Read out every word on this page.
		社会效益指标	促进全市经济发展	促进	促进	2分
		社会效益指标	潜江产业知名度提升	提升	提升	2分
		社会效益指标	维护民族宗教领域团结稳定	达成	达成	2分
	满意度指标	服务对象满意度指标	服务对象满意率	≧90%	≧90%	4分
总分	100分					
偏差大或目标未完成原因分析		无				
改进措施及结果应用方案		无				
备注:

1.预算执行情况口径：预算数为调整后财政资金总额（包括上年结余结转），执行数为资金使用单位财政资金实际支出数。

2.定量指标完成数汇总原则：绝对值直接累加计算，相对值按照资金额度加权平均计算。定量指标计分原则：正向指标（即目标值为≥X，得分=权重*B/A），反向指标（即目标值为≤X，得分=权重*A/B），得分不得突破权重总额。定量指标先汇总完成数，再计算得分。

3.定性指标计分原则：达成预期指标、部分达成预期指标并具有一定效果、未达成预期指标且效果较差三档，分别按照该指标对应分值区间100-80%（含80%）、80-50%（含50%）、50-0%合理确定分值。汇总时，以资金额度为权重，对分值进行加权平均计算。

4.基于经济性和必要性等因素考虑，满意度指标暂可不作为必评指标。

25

--- --- ---

Pull out all lines containing "社会效益指标".

		社会效益指标	促进全市经济发展	促进	促进	2分
		社会效益指标	潜江产业知名度提升	提升	提升	2分
		社会效益指标	维护民族宗教领域团结稳定	达成	达成	2分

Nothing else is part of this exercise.